+++ Reading text

Posted by: Bill Tracy | June 27, 2011

The Most Perfect Day in the World

Every man must treasure such a day into which he can retreat when the years grow desperate. It is never the same for each.

I don’t know when I first read Loren Eiseley’s autobiography, All The Strange Hours. Best guess is somewhere between 1978 and 1987. I’ve read it many times since, and a favorite chapter is “The Most Perfect Day in the World.”

Loren Eiseley

Loren Eiseley

Anthropologist Eiseley was keenly aware of time and its unceasing, unrelenting, uninterruptible march forward. I believe this sensitized him to those rare instances when stillness overtakes time, ever so briefly and mystically and fleetingly. And no one has equaled Eiseley in capturing phantom stillness in literature. His most perfect day was one of those stills; so was mine. Without the wisdom of Eiseley, I may never have recognized my most perfect day.

As a young man in Depression America, Eiseley rode the rails. Without work and seemingly without prospects, what else would a man do? He opens his most perfect day this way:

It was the last of my drifting days and if anyone were to ask what year it was—what month, what afternoon—I could not answer. I would be able to say only that it was for me the most perfect day in the world and that is why I retain its memory, safely severed from time and reality. Every man must treasure such a day into which he can retreat when the years grow desperate.

++++++

**Problems and tasks**
A) In the blog post about Loren Eiseley's most perfect day, what is the title of Eiseley's autobiography?
B) Using the blog post about Loren Eiseley's most perfect day, explain why Eiseley was attuned to the rare moments when stillness overtakes time.
C) Carry on the blog post about Loren Eiseley's most perfect day, starting right after its final sentence.
The lines that come next are not needed for anything here.

+++ Excerpted records

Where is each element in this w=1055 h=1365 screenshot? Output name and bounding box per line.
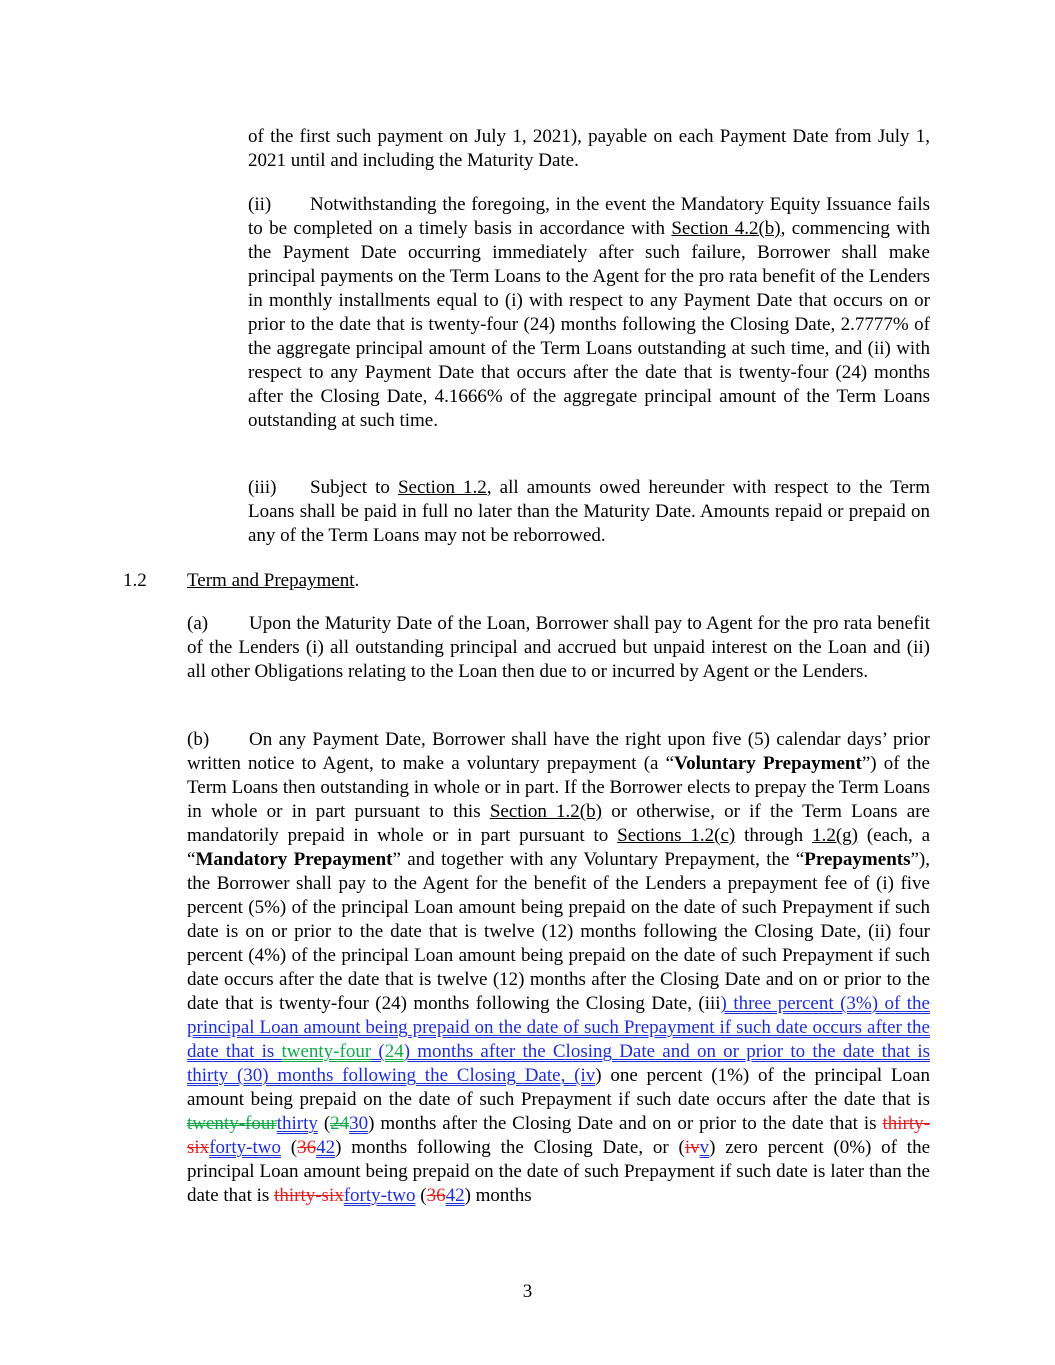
inserted-text: forty-two bbox=[209, 1137, 281, 1158]
paragraph-label: (b) bbox=[187, 729, 210, 750]
section-heading bbox=[123, 569, 359, 593]
section-title-period: . bbox=[354, 570, 360, 591]
paragraph-text: ) months following the Closing Date, or ( bbox=[335, 1137, 685, 1158]
paragraph-label: (iii) bbox=[248, 477, 277, 498]
paragraph-continuation bbox=[248, 125, 930, 173]
paragraph-text: ) months after the Closing Date and on or prior to the date that is bbox=[368, 1113, 883, 1134]
paragraph-text: through bbox=[735, 825, 813, 846]
deleted-text: thirty-six bbox=[274, 1185, 344, 1206]
defined-term: Prepayments bbox=[804, 849, 911, 870]
moved-from-text: twenty-four bbox=[187, 1113, 277, 1134]
paragraph-text: Notwithstanding the foregoing, in the event the Mandatory Equity Issuance fails to be completed on a timely basis in accordance with bbox=[248, 194, 930, 239]
deleted-text: iv bbox=[684, 1137, 700, 1158]
cross-reference: 1.2(g) bbox=[812, 825, 858, 846]
inserted-text: ) three percent (3%) of the principal Loan amount being prepaid on the date of such Prepayment if such date occurs after the date that is bbox=[187, 993, 930, 1062]
paragraph-text: ”) of the Term Loans then outstanding in whole or in part. If the Borrower elects to prepay the Term Loans in whole or in part pursuant to this bbox=[187, 753, 930, 822]
paragraph-text: ”), the Borrower shall pay to the Agent for the benefit of the Lenders a prepayment fee of (i) five percent (5%) of the principal Loan amount being prepaid on the date of such Prepayment if such date is on or prior to the date that is twelve (12) months following the Closing Date, (ii) four percent (4%) of the principal Loan amount being prepaid on the date of such Prepayment if such date occurs after the date that is twelve (12) months after the Closing Date and on or prior to the date that is twenty-four (24) months following the Closing Date, (iii bbox=[187, 849, 930, 1014]
inserted-text: 30 bbox=[349, 1113, 369, 1134]
paragraph-text: On any Payment Date, Borrower shall have the right upon five (5) calendar days’ prior written notice to Agent, to make a voluntary prepayment (a “ bbox=[187, 729, 930, 774]
deleted-text: 36 bbox=[297, 1137, 317, 1158]
paragraph-text: ( bbox=[317, 1113, 331, 1134]
paragraph-text: , all amounts owed hereunder with respect to the Term Loans shall be paid in full no later than the Maturity Date. Amounts repaid or prepaid on any of the Term Loans may not be reborrowed. bbox=[248, 477, 930, 546]
inserted-text: forty-two bbox=[343, 1185, 416, 1206]
paragraph-text: Subject to bbox=[310, 477, 398, 498]
paragraph-label: (ii) bbox=[248, 194, 272, 215]
defined-term: Voluntary Prepayment bbox=[674, 753, 862, 774]
paragraph-text: Upon the Maturity Date of the Loan, Borrower shall pay to Agent for the pro rata benefit of the Lenders (i) all outstanding principal and accrued but unpaid interest on the Loan and (ii) all other Obligations relating to the Loan then due to or incurred by Agent or the Lenders. bbox=[187, 613, 930, 682]
section-number: 1.2 bbox=[123, 570, 147, 591]
paragraph-text: ) zero percent (0%) of the principal Loan amount being prepaid on the date of such Prepayment if such date is later than the date that is bbox=[187, 1137, 930, 1206]
paragraph-a bbox=[187, 612, 930, 684]
page-number: 3 bbox=[522, 1281, 533, 1302]
moved-from-text: 24 bbox=[330, 1113, 350, 1134]
cross-reference: Sections 1.2(c) bbox=[617, 825, 736, 846]
paragraph-text: ” and together with any Voluntary Prepayment, the “ bbox=[392, 849, 805, 870]
inserted-text: ( bbox=[371, 1041, 385, 1062]
paragraph-iii bbox=[248, 476, 930, 548]
paragraph-text: ( bbox=[280, 1137, 298, 1158]
inserted-text: thirty bbox=[276, 1113, 318, 1134]
moved-text: twenty-four bbox=[281, 1041, 372, 1062]
inserted-text: 42 bbox=[316, 1137, 336, 1158]
paragraph-label: (a) bbox=[187, 613, 209, 634]
paragraph-text: ( bbox=[415, 1185, 427, 1206]
deleted-text: 36 bbox=[426, 1185, 446, 1206]
moved-text: 24 bbox=[384, 1041, 404, 1062]
paragraph-b bbox=[187, 728, 930, 1208]
paragraph-text: , commencing with the Payment Date occurring immediately after such failure, Borrower shall make principal payments on the Term Loans to the Agent for the pro rata benefit of the Lenders in monthly installments equal to (i) with respect to any Payment Date that occurs on or prior to the date that is twenty-four (24) months following the Closing Date, 2.7777% of the aggregate principal amount of the Term Loans outstanding at such time, and (ii) with respect to any Payment Date that occurs after the date that is twenty-four (24) months after the Closing Date, 4.1666% of the aggregate principal amount of the Term Loans outstanding at such time. bbox=[248, 218, 930, 431]
deleted-text: thirty-six bbox=[187, 1113, 930, 1158]
paragraph-text: ) months bbox=[464, 1185, 532, 1206]
inserted-text: ) months after the Closing Date and on or prior to the date that is thirty (30) months following the Closing Date, (iv bbox=[187, 1041, 931, 1086]
paragraph-text: or otherwise, or if the Term Loans are mandatorily prepaid in whole or in part pursuant to bbox=[187, 801, 930, 846]
cross-reference: Section 1.2 bbox=[397, 477, 487, 498]
cross-reference: Section 4.2(b) bbox=[671, 218, 781, 239]
paragraph-text: (each, a “ bbox=[187, 825, 931, 870]
cross-reference: Section 1.2(b) bbox=[489, 801, 602, 822]
inserted-text: v bbox=[699, 1137, 710, 1158]
section-title: Term and Prepayment bbox=[187, 570, 355, 591]
paragraph-ii bbox=[248, 193, 930, 433]
defined-term: Mandatory Prepayment bbox=[195, 849, 393, 870]
paragraph-text: of the first such payment on July 1, 2021), payable on each Payment Date from July 1, 2021 until and including the Maturity Date. bbox=[248, 126, 930, 171]
paragraph-text: ) one percent (1%) of the principal Loan amount being prepaid on the date of such Prepayment if such date occurs after the date that is bbox=[187, 1065, 930, 1110]
inserted-text: 42 bbox=[445, 1185, 465, 1206]
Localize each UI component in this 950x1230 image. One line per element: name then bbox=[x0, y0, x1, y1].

++++++

**In response**
A) All The Strange Hours.

B) As an anthropologist, Eiseley was keenly aware of time and its unceasing, unrelenting forward march. The writer believes this awareness sensitized him to the brief, fleeting instances when stillness overtakes time.

C)
If this has you thinking about your most perfect day, consider Eiseley’s thinking on the subject:

It is never the same for each. For some it will be the memory of a woman, or a fading bar of music, or a successful night at a gambling table leaving you with the momentary illusion that you have won the game of life. Also the perfect day is apt to be so subjective that no one else who was with you will remember it in the same fashion, if he remembers it at all. It will be a day totally yours.

Like Eiseley I could not say for sure the year when my perfect day occurred. Also, like his I know it was autumn, probably early October. I do know this; the day it happened I knew exactly what it was. And like Eiseley I’ve retained its memory, safely severed from time and reality.

There is no drama in Eiseley’s perfect day. His day was no more than lying about in warm autumn sun on the loading dock of a rail station, drinking grape soda and lazily talking with a small, eclectic circle of other men who were riding the rails. “We drank the pop, bottle after bottle, like ambrosia, like forgetfulness,” he writes. My perfect day, on the other hand, was strenuous and challenging — a bicycle ride through Virginia’s Shenandoah Mountains and valleys, challenging the automobiles for our right to some inches of asphalt. It was an organized ride of Washington, DC’s Potomac Pedalers Touring Club. The “Massanutten Century” it was called, a 100-mile ride certain to strike terror into the heart of any casual bicyclist early on a sunny Sunday morning in autumn. While my day was more vigorous than Eiseley’s, it also was without drama. Really, it was no more than a free apple on a crisp autumn morning and a long bicycle ride with a few like-minded companions.

On the road

On the road

The Potomac Pedalers are invited to correct my memory, but I believe their Massanutten Century ride began those days in the rural Virginia town of Marshall. Park a car, lock into bicycle pedals and ride southwest on two-lane backroads over rolling hills amid horse pastures and apple orchards. This is exactly the kind of bucolic scene evoked by the state’s tourist marketing motto, “Virginia Is for Lovers.” Unlike Eisely, I do not remember my companions on this day. I’m guessing somewhere from half to a dozen of us had risen before 5 AM to be at Marshall at 7 AM or 8 AM to start a long, challenging bicycle ride. I believe Robin Miller was there. I vaguely remember because he and I finished the ride together, chatting as we rolled into Marshall looking forward to effortless car rides to the comforts of home.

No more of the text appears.